**WHAT THIS TASK INVOLVES:** Reproduce all entries verbatim, with nothing added or dropped.
SUPPLIED MATERIAL start
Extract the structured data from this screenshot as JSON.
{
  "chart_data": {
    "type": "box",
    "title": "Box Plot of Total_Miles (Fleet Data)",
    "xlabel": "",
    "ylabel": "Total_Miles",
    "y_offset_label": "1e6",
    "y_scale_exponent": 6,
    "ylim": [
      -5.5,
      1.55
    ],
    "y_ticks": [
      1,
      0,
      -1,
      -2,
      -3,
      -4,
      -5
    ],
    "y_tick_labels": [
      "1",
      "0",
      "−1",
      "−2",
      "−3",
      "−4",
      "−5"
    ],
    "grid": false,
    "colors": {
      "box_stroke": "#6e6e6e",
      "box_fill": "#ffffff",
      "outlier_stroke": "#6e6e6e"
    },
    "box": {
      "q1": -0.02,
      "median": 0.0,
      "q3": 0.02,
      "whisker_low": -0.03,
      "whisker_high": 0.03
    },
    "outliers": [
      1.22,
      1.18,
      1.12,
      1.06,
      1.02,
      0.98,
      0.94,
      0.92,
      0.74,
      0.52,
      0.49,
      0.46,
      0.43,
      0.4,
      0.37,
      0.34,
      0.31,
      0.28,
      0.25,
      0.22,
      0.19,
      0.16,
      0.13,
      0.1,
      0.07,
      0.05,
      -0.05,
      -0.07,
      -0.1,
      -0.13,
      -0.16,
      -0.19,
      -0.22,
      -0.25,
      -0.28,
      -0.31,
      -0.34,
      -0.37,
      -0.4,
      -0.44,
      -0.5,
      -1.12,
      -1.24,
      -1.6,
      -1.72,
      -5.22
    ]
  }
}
SUPPLIED MATERIAL end
**ANSWER FOR THE TASK:**
Extract the structured data from this screenshot as JSON.
{
  "chart_data": {
    "type": "box",
    "title": "Box Plot of Total_Miles (Fleet Data)",
    "xlabel": "",
    "ylabel": "Total_Miles",
    "y_offset_label": "1e6",
    "y_scale_exponent": 6,
    "ylim": [
      -5.5,
      1.55
    ],
    "y_ticks": [
      1,
      0,
      -1,
      -2,
      -3,
      -4,
      -5
    ],
    "y_tick_labels": [
      "1",
      "0",
      "−1",
      "−2",
      "−3",
      "−4",
      "−5"
    ],
    "grid": false,
    "colors": {
      "box_stroke": "#6e6e6e",
      "box_fill": "#ffffff",
      "outlier_stroke": "#6e6e6e"
    },
    "box": {
      "q1": -0.02,
      "median": 0.0,
      "q3": 0.02,
      "whisker_low": -0.03,
      "whisker_high": 0.03
    },
    "outliers": [
      1.22,
      1.18,
      1.12,
      1.06,
      1.02,
      0.98,
      0.94,
      0.92,
      0.74,
      0.52,
      0.49,
      0.46,
      0.43,
      0.4,
      0.37,
      0.34,
      0.31,
      0.28,
      0.25,
      0.22,
      0.19,
      0.16,
      0.13,
      0.1,
      0.07,
      0.05,
      -0.05,
      -0.07,
      -0.1,
      -0.13,
      -0.16,
      -0.19,
      -0.22,
      -0.25,
      -0.28,
      -0.31,
      -0.34,
      -0.37,
      -0.4,
      -0.44,
      -0.5,
      -1.12,
      -1.24,
      -1.6,
      -1.72,
      -5.22
    ]
  }
}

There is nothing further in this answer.